Data entries:
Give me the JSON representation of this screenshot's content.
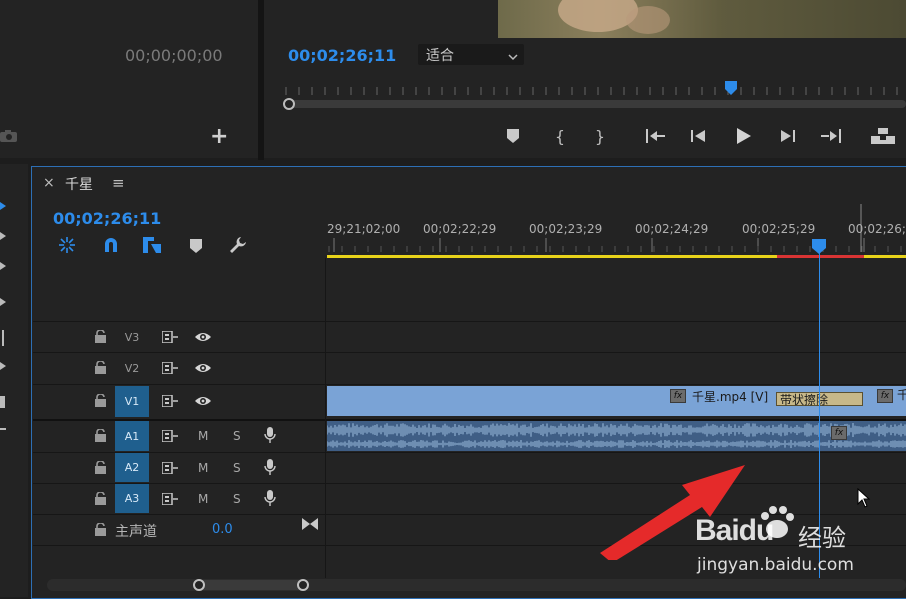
{
  "source_monitor": {
    "timecode": "00;00;00;00",
    "add_label": "+"
  },
  "program_monitor": {
    "timecode": "00;02;26;11",
    "fit_select": "适合",
    "transport": [
      "marker-icon",
      "mark-in-icon",
      "mark-out-icon",
      "go-to-in-icon",
      "step-back-icon",
      "play-icon",
      "step-forward-icon",
      "go-to-out-icon",
      "lift-icon"
    ]
  },
  "timeline": {
    "close_label": "×",
    "sequence_name": "千星",
    "menu_label": "≡",
    "timecode": "00;02;26;11",
    "ruler_labels": [
      "00;02;21;29",
      "00;02;22;29",
      "00;02;23;29",
      "00;02;24;29",
      "00;02;25;29",
      "00;02;26;"
    ],
    "tracks": {
      "video": [
        {
          "name": "V3",
          "targeted": false
        },
        {
          "name": "V2",
          "targeted": false
        },
        {
          "name": "V1",
          "targeted": true
        }
      ],
      "audio": [
        {
          "name": "A1",
          "mute": "M",
          "solo": "S"
        },
        {
          "name": "A2",
          "mute": "M",
          "solo": "S"
        },
        {
          "name": "A3",
          "mute": "M",
          "solo": "S"
        }
      ],
      "master": {
        "label": "主声道",
        "value": "0.0"
      }
    },
    "clip": {
      "fx": "fx",
      "name": "千星.mp4 [V]",
      "transition": "带状擦除",
      "fx2": "fx",
      "fx3": "fx",
      "tail": "千"
    }
  },
  "watermark": {
    "brand": "Baidu",
    "product": "经验",
    "url": "jingyan.baidu.com"
  },
  "colors": {
    "accent_blue": "#2d8ceb",
    "work_area_yellow": "#e8d31a",
    "render_red": "#d93434",
    "clip_blue": "#7aa3d6",
    "track_target": "#1f5f8e",
    "arrow_red": "#e52a2a"
  }
}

## AIM
Without the pictures, write out all of the material exactly.

## SOLUTION TO THIS PROBLEM
Give me the JSON representation of this screenshot's content.
{
  "source_monitor": {
    "timecode": "00;00;00;00",
    "add_label": "+"
  },
  "program_monitor": {
    "timecode": "00;02;26;11",
    "fit_select": "适合",
    "transport": [
      "marker-icon",
      "mark-in-icon",
      "mark-out-icon",
      "go-to-in-icon",
      "step-back-icon",
      "play-icon",
      "step-forward-icon",
      "go-to-out-icon",
      "lift-icon"
    ]
  },
  "timeline": {
    "close_label": "×",
    "sequence_name": "千星",
    "menu_label": "≡",
    "timecode": "00;02;26;11",
    "ruler_labels": [
      "00;02;21;29",
      "00;02;22;29",
      "00;02;23;29",
      "00;02;24;29",
      "00;02;25;29",
      "00;02;26;"
    ],
    "tracks": {
      "video": [
        {
          "name": "V3",
          "targeted": false
        },
        {
          "name": "V2",
          "targeted": false
        },
        {
          "name": "V1",
          "targeted": true
        }
      ],
      "audio": [
        {
          "name": "A1",
          "mute": "M",
          "solo": "S"
        },
        {
          "name": "A2",
          "mute": "M",
          "solo": "S"
        },
        {
          "name": "A3",
          "mute": "M",
          "solo": "S"
        }
      ],
      "master": {
        "label": "主声道",
        "value": "0.0"
      }
    },
    "clip": {
      "fx": "fx",
      "name": "千星.mp4 [V]",
      "transition": "带状擦除",
      "fx2": "fx",
      "fx3": "fx",
      "tail": "千"
    }
  },
  "watermark": {
    "brand": "Baidu",
    "product": "经验",
    "url": "jingyan.baidu.com"
  },
  "colors": {
    "accent_blue": "#2d8ceb",
    "work_area_yellow": "#e8d31a",
    "render_red": "#d93434",
    "clip_blue": "#7aa3d6",
    "track_target": "#1f5f8e",
    "arrow_red": "#e52a2a"
  }
}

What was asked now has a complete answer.